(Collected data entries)
□ □ □ □ □ □ □

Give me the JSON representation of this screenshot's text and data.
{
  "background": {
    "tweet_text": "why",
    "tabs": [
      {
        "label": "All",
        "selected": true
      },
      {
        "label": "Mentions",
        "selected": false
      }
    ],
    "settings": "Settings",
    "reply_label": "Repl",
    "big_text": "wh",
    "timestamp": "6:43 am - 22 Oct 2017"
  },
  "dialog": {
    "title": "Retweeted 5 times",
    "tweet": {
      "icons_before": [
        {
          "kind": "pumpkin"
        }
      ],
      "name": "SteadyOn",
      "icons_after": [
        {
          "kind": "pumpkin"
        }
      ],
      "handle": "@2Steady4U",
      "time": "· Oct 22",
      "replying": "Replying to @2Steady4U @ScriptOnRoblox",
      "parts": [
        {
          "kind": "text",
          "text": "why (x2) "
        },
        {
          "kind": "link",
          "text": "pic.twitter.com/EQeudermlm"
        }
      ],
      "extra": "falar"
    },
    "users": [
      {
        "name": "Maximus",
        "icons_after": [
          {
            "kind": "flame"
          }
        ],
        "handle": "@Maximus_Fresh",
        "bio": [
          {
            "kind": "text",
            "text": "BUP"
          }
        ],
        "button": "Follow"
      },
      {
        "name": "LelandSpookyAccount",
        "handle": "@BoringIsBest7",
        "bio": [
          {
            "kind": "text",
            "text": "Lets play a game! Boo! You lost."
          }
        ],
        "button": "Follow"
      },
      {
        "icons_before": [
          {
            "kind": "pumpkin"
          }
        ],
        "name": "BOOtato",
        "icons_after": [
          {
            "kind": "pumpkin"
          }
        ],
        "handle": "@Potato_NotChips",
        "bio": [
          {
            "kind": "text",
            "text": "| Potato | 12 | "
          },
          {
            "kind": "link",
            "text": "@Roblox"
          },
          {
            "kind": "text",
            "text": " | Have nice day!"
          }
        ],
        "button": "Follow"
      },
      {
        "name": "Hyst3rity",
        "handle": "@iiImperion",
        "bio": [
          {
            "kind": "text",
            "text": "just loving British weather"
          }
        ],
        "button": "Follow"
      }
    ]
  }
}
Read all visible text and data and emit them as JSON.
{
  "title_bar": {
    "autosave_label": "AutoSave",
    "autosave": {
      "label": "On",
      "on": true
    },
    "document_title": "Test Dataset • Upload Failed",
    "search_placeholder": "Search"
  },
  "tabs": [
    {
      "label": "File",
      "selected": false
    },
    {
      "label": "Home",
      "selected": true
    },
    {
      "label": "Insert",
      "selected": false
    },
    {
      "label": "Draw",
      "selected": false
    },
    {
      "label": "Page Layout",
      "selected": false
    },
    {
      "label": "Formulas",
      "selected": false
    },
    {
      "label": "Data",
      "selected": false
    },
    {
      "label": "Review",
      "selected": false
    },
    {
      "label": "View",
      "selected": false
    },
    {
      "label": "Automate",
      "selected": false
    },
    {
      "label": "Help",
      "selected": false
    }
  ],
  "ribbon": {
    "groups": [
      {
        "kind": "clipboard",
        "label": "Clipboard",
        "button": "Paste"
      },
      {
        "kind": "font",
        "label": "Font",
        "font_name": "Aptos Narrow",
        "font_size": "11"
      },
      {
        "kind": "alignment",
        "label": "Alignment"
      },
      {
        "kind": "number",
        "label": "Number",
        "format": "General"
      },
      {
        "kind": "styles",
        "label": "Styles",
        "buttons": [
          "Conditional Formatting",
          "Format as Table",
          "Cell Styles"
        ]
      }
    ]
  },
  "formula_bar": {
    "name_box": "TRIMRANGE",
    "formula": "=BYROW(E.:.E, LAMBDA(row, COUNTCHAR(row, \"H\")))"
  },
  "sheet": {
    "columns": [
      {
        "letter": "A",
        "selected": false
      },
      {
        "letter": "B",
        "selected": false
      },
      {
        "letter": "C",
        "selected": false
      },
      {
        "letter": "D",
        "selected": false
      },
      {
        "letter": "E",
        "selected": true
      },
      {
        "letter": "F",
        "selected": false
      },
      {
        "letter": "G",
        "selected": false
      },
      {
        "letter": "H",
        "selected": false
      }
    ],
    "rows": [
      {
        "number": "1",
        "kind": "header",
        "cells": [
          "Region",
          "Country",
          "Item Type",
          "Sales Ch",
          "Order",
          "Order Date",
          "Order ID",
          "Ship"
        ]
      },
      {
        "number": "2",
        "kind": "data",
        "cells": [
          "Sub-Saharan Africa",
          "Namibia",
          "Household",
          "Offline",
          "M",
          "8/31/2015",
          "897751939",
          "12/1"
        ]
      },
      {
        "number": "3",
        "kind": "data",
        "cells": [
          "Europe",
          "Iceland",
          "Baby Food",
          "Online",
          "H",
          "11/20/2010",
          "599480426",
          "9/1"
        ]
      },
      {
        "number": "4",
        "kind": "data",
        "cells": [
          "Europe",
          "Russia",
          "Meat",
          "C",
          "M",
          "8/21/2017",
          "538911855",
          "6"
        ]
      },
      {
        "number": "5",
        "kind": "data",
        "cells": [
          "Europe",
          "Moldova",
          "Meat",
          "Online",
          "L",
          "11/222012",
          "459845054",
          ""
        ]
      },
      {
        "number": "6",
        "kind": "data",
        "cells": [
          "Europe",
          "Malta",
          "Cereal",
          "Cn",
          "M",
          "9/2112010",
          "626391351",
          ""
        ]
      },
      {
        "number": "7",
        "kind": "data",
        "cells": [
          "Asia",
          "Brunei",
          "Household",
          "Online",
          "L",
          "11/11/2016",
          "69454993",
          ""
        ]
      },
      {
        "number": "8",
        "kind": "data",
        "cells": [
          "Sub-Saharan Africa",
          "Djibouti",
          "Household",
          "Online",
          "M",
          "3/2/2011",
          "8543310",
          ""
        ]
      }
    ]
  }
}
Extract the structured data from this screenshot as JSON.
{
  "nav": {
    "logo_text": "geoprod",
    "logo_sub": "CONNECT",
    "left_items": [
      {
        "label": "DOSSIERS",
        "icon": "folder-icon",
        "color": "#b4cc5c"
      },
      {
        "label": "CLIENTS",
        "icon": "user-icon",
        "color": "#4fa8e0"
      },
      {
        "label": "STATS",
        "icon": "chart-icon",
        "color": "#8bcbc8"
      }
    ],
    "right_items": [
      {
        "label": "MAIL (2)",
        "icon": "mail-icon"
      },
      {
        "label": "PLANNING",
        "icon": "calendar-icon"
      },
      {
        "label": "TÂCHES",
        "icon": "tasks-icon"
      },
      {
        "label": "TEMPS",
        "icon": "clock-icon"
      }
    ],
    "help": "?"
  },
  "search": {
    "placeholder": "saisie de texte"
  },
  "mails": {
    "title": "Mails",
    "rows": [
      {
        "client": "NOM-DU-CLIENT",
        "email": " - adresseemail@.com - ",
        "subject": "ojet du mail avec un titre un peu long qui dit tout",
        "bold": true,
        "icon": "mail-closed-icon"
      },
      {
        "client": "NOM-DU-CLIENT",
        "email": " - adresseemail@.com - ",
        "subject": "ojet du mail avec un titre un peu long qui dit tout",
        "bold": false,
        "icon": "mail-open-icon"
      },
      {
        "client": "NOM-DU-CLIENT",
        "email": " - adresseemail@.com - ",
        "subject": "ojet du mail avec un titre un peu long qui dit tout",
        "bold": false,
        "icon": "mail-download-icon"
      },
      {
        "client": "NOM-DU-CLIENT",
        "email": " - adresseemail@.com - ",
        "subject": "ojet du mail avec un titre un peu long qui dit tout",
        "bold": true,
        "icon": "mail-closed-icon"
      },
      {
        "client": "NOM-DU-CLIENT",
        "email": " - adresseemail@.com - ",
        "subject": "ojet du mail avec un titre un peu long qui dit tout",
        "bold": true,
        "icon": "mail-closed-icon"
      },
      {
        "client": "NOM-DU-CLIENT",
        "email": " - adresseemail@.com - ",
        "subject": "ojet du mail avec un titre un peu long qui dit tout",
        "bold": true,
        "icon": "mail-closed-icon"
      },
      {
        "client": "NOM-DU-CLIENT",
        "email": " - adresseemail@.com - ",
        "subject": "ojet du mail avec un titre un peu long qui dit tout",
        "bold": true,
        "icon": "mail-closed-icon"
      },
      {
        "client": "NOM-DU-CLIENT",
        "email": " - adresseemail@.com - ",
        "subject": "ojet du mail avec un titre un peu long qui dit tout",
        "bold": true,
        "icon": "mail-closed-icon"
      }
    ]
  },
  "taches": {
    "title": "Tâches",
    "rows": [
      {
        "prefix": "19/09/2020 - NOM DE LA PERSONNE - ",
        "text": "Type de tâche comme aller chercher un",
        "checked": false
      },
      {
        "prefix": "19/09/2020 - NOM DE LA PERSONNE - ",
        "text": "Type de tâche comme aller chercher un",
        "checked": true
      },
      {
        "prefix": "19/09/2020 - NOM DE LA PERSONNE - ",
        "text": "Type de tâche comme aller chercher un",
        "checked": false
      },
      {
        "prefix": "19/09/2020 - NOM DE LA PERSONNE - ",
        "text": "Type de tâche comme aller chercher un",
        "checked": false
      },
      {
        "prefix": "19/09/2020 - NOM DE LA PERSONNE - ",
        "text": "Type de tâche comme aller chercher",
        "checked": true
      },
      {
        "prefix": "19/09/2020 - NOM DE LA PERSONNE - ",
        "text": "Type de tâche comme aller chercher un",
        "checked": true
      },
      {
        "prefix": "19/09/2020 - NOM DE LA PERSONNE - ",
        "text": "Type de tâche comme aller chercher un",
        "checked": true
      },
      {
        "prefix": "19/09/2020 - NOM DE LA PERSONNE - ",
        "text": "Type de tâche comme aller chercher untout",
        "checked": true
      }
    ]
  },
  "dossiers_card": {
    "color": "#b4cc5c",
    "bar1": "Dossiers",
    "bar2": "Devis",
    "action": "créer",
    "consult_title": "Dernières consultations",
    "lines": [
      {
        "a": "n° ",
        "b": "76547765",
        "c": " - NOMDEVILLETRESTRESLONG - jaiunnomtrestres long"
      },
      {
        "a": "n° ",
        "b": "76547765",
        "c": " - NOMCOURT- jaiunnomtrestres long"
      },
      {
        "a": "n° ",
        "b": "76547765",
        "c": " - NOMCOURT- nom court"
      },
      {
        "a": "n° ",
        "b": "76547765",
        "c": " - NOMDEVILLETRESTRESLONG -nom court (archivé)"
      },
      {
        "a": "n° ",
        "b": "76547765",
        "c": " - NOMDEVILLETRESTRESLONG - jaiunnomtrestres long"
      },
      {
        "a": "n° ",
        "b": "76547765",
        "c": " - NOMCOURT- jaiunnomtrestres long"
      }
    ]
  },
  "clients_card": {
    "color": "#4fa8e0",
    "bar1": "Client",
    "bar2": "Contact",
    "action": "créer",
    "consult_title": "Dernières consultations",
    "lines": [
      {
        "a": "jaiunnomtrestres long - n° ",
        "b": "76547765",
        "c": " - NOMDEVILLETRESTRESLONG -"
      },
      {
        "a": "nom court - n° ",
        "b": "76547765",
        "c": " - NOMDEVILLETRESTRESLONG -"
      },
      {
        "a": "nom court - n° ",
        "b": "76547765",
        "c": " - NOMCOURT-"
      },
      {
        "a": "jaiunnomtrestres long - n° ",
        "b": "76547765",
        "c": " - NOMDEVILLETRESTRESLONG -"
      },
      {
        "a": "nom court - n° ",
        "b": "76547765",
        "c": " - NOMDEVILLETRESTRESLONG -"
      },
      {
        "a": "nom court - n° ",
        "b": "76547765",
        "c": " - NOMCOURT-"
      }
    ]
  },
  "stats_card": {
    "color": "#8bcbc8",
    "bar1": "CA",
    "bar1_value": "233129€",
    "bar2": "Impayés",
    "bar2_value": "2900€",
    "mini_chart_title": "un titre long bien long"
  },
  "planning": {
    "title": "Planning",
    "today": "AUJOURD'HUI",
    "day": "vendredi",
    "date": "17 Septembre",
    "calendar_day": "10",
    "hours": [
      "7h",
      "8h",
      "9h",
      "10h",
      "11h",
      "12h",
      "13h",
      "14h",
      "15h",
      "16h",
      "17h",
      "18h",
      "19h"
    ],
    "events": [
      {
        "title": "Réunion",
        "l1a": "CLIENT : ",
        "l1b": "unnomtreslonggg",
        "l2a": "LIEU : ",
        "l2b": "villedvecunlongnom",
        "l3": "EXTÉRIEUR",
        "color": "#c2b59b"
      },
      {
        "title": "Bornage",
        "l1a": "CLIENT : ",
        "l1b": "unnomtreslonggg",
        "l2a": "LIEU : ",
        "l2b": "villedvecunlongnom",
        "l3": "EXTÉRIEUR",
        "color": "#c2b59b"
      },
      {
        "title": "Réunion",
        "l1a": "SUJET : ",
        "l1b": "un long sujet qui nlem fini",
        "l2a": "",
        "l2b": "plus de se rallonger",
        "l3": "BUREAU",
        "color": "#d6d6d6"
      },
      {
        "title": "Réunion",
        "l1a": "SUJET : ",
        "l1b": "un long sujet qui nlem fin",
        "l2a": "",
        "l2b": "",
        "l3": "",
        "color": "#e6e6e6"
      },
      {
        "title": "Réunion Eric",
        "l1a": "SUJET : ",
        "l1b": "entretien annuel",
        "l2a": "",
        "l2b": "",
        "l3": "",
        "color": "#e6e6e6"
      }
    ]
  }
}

□ □ □ □ □ □ □

**Exercise aim**
Note how many lines in the listing above hold the string "this", then give only that figure.

**Written solution**
2